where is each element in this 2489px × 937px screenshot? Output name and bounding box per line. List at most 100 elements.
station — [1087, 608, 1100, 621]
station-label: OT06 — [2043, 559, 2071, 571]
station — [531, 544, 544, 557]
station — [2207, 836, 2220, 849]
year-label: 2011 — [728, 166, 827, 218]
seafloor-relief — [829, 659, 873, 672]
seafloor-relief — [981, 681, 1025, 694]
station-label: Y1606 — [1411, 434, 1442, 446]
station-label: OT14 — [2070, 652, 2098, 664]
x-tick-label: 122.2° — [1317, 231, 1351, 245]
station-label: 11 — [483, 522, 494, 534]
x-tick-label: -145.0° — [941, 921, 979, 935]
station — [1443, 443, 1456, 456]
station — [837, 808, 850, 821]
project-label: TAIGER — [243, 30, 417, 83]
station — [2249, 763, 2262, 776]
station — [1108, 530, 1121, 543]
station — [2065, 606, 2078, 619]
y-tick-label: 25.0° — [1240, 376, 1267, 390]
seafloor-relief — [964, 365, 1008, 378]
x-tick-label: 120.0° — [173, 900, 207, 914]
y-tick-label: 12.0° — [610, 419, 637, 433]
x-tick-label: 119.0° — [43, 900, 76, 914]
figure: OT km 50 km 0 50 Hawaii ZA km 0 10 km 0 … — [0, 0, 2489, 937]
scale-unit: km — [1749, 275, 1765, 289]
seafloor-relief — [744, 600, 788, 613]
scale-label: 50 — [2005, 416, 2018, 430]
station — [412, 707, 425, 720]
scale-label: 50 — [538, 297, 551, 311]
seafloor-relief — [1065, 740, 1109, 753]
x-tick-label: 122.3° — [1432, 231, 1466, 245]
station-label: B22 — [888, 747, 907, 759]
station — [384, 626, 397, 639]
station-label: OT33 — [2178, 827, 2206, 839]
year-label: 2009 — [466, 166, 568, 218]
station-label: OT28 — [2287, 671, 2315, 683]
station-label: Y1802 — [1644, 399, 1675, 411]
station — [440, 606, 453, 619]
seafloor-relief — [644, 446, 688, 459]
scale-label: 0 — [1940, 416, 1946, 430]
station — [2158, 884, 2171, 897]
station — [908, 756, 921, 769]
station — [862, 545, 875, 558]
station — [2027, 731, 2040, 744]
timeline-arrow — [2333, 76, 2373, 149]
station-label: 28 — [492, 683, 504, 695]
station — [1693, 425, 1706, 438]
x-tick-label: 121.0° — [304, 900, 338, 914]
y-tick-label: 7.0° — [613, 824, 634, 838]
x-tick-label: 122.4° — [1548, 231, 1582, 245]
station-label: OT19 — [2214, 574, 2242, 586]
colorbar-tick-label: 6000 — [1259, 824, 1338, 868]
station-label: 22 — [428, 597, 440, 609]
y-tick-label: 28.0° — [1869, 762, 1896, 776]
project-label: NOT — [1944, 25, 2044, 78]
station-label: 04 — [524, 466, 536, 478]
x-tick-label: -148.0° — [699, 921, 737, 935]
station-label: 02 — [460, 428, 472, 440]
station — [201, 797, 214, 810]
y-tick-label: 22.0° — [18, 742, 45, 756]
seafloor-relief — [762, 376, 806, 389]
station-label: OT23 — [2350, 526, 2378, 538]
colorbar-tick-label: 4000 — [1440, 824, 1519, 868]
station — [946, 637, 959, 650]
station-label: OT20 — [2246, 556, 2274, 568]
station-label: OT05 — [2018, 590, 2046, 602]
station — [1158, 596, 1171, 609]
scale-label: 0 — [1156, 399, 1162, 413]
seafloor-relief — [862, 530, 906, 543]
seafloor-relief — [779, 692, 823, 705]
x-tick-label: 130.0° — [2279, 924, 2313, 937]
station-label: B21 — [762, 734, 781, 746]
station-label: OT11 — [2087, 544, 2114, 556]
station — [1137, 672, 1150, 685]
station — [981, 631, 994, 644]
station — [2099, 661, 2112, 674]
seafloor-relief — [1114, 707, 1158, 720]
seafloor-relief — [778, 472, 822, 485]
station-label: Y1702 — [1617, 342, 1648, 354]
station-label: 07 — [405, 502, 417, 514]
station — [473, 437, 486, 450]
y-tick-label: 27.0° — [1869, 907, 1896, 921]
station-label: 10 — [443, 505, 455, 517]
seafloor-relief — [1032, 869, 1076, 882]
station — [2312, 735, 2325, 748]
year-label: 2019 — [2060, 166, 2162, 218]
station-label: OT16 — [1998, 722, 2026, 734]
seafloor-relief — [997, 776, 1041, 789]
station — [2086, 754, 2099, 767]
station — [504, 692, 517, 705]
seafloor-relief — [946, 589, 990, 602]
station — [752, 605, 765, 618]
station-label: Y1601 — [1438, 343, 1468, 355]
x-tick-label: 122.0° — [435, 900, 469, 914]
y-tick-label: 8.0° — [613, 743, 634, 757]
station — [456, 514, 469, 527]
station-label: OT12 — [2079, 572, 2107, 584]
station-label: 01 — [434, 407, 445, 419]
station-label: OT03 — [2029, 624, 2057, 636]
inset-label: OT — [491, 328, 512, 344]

════════

Task description =>
Please output every line of the records exactly, from the start down to the line that contains "station-label: OT14 — [2070, 652, 2098, 664]", with both ends included.

The reply =>
where is each element in this 2489px × 937px screenshot? Output name and bounding box per line. List at most 100 elements.
station — [1087, 608, 1100, 621]
station-label: OT06 — [2043, 559, 2071, 571]
station — [531, 544, 544, 557]
station — [2207, 836, 2220, 849]
year-label: 2011 — [728, 166, 827, 218]
seafloor-relief — [829, 659, 873, 672]
seafloor-relief — [981, 681, 1025, 694]
station-label: Y1606 — [1411, 434, 1442, 446]
station-label: OT14 — [2070, 652, 2098, 664]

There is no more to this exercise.